* **Your objective**:
Report the number of lines containing "Comparison", with no other words.

##### Provided information #####

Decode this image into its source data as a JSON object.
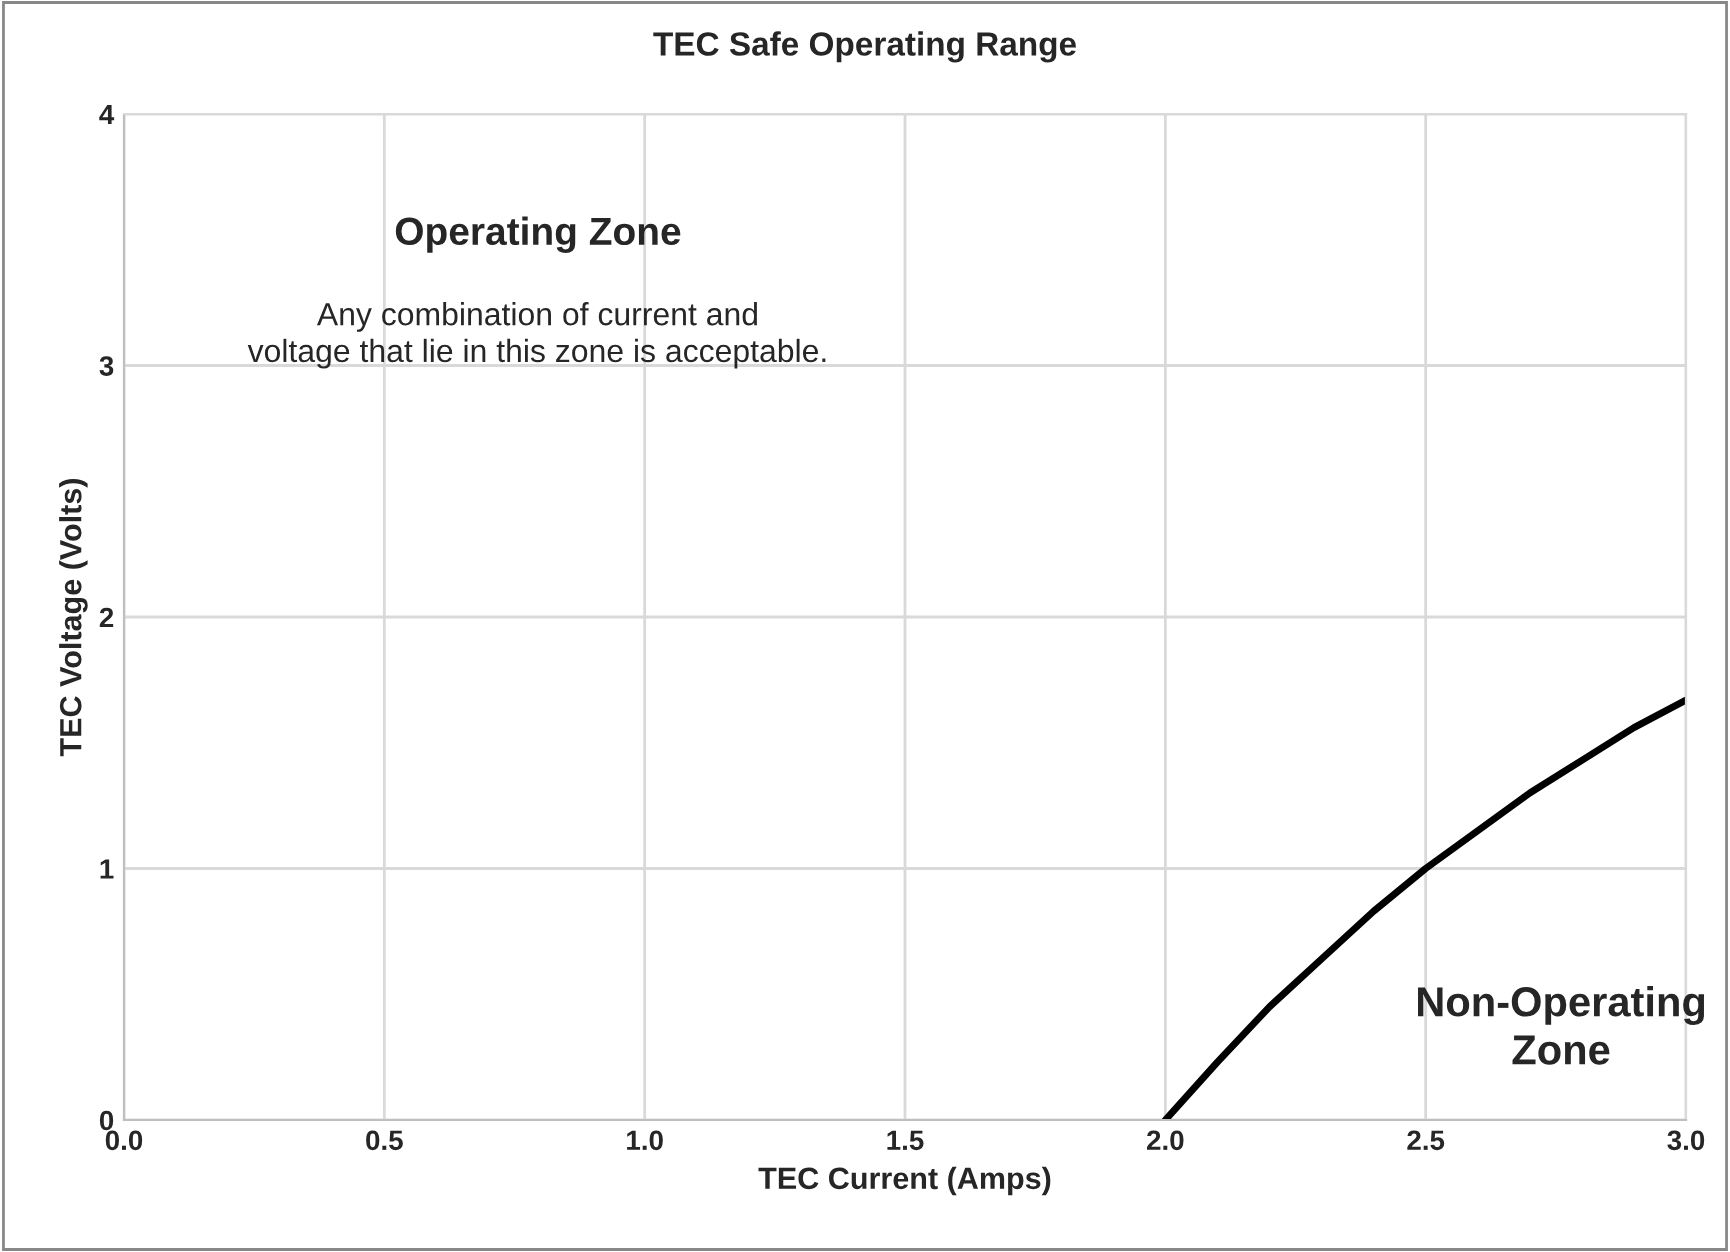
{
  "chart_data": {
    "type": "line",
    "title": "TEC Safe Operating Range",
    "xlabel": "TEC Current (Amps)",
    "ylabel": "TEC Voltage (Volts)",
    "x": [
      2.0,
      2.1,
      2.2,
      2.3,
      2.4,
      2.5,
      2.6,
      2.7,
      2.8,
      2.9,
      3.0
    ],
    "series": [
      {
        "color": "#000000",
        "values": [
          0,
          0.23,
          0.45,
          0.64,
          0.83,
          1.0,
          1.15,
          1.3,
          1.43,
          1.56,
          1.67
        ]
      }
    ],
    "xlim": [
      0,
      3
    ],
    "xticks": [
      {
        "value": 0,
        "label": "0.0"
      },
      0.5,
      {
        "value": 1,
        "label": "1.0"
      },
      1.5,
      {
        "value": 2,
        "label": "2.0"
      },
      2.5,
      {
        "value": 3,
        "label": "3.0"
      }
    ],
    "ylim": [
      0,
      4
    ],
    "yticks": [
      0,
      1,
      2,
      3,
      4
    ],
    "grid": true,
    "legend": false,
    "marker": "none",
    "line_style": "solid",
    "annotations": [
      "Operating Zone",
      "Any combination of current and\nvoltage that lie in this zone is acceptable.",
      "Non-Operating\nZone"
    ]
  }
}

#####
##### Provided information #####

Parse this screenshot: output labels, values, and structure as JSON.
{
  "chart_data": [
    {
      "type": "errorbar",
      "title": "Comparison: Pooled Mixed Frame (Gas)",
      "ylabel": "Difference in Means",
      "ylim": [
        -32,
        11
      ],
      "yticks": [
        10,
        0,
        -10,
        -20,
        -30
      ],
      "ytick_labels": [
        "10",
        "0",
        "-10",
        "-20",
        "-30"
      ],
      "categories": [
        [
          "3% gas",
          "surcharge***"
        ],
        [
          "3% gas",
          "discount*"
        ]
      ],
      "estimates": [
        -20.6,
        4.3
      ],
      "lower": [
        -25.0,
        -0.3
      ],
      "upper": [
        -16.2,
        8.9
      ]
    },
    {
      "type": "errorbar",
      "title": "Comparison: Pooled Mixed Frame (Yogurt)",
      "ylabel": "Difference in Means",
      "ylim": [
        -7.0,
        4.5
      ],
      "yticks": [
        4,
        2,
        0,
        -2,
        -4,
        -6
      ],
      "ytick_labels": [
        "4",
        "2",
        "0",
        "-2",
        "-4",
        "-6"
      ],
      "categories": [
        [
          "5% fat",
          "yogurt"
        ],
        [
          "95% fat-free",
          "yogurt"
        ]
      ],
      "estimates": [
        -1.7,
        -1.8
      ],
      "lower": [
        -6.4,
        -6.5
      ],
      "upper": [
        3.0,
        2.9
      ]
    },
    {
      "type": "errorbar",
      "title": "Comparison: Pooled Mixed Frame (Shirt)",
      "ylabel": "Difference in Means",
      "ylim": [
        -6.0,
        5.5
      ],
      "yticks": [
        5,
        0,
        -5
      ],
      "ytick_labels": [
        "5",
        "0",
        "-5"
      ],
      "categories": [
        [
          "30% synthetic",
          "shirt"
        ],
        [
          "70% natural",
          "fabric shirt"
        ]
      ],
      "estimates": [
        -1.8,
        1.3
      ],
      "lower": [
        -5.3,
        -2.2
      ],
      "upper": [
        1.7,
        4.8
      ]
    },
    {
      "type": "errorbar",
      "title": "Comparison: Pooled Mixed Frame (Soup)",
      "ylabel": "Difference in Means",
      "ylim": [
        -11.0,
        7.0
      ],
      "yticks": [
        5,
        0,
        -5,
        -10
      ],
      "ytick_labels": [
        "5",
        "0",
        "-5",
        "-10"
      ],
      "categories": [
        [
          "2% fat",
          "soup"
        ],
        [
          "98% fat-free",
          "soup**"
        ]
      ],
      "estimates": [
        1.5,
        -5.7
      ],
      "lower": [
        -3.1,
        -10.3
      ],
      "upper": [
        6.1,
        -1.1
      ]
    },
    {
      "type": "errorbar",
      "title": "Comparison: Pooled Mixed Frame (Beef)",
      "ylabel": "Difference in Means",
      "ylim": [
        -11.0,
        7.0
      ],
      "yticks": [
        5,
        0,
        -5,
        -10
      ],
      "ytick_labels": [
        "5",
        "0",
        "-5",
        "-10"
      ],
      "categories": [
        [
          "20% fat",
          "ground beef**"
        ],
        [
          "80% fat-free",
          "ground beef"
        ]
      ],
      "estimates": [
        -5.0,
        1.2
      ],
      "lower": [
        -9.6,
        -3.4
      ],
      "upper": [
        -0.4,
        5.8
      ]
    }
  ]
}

#####

* **Reply to the exercise**:
5